__Goal of the exercise__:
In the data below, find every line that has the string "JSON", and copy it.
^^^^
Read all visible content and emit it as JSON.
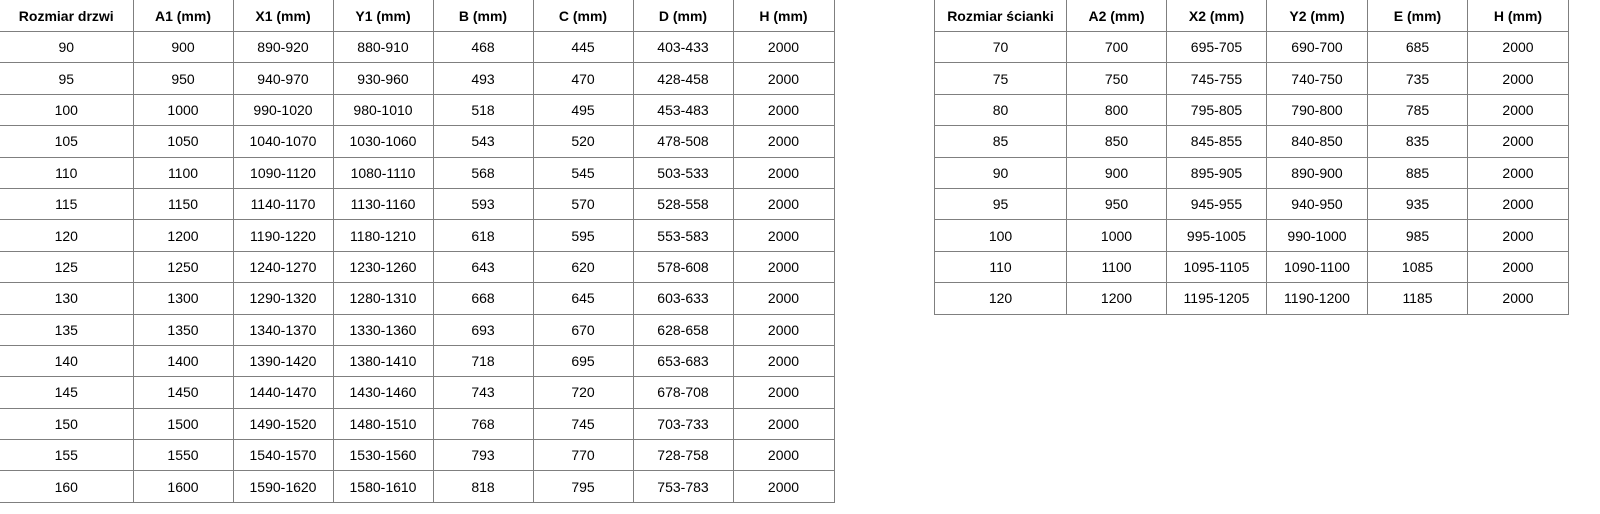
{
  "door_table": {
    "headers": [
      "Rozmiar drzwi",
      "A1 (mm)",
      "X1 (mm)",
      "Y1 (mm)",
      "B (mm)",
      "C (mm)",
      "D (mm)",
      "H (mm)"
    ],
    "rows": [
      [
        "90",
        "900",
        "890-920",
        "880-910",
        "468",
        "445",
        "403-433",
        "2000"
      ],
      [
        "95",
        "950",
        "940-970",
        "930-960",
        "493",
        "470",
        "428-458",
        "2000"
      ],
      [
        "100",
        "1000",
        "990-1020",
        "980-1010",
        "518",
        "495",
        "453-483",
        "2000"
      ],
      [
        "105",
        "1050",
        "1040-1070",
        "1030-1060",
        "543",
        "520",
        "478-508",
        "2000"
      ],
      [
        "110",
        "1100",
        "1090-1120",
        "1080-1110",
        "568",
        "545",
        "503-533",
        "2000"
      ],
      [
        "115",
        "1150",
        "1140-1170",
        "1130-1160",
        "593",
        "570",
        "528-558",
        "2000"
      ],
      [
        "120",
        "1200",
        "1190-1220",
        "1180-1210",
        "618",
        "595",
        "553-583",
        "2000"
      ],
      [
        "125",
        "1250",
        "1240-1270",
        "1230-1260",
        "643",
        "620",
        "578-608",
        "2000"
      ],
      [
        "130",
        "1300",
        "1290-1320",
        "1280-1310",
        "668",
        "645",
        "603-633",
        "2000"
      ],
      [
        "135",
        "1350",
        "1340-1370",
        "1330-1360",
        "693",
        "670",
        "628-658",
        "2000"
      ],
      [
        "140",
        "1400",
        "1390-1420",
        "1380-1410",
        "718",
        "695",
        "653-683",
        "2000"
      ],
      [
        "145",
        "1450",
        "1440-1470",
        "1430-1460",
        "743",
        "720",
        "678-708",
        "2000"
      ],
      [
        "150",
        "1500",
        "1490-1520",
        "1480-1510",
        "768",
        "745",
        "703-733",
        "2000"
      ],
      [
        "155",
        "1550",
        "1540-1570",
        "1530-1560",
        "793",
        "770",
        "728-758",
        "2000"
      ],
      [
        "160",
        "1600",
        "1590-1620",
        "1580-1610",
        "818",
        "795",
        "753-783",
        "2000"
      ]
    ]
  },
  "wall_table": {
    "headers": [
      "Rozmiar ścianki",
      "A2 (mm)",
      "X2 (mm)",
      "Y2 (mm)",
      "E (mm)",
      "H (mm)"
    ],
    "rows": [
      [
        "70",
        "700",
        "695-705",
        "690-700",
        "685",
        "2000"
      ],
      [
        "75",
        "750",
        "745-755",
        "740-750",
        "735",
        "2000"
      ],
      [
        "80",
        "800",
        "795-805",
        "790-800",
        "785",
        "2000"
      ],
      [
        "85",
        "850",
        "845-855",
        "840-850",
        "835",
        "2000"
      ],
      [
        "90",
        "900",
        "895-905",
        "890-900",
        "885",
        "2000"
      ],
      [
        "95",
        "950",
        "945-955",
        "940-950",
        "935",
        "2000"
      ],
      [
        "100",
        "1000",
        "995-1005",
        "990-1000",
        "985",
        "2000"
      ],
      [
        "110",
        "1100",
        "1095-1105",
        "1090-1100",
        "1085",
        "2000"
      ],
      [
        "120",
        "1200",
        "1195-1205",
        "1190-1200",
        "1185",
        "2000"
      ]
    ]
  }
}
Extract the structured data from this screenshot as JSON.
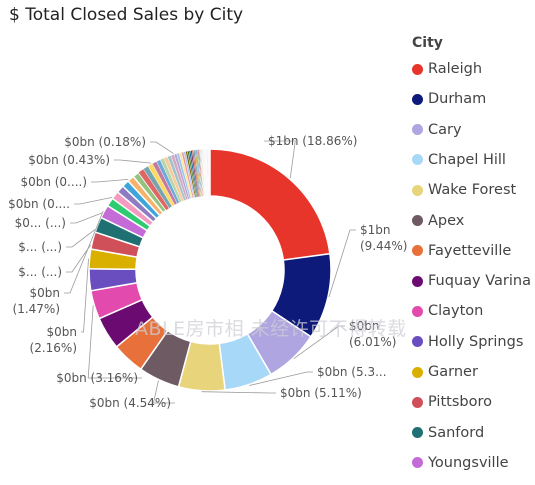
^^^^
__Output of the exercise__:
Read all visible content and emit it as JSON.
Extract the structured data from this screenshot as JSON.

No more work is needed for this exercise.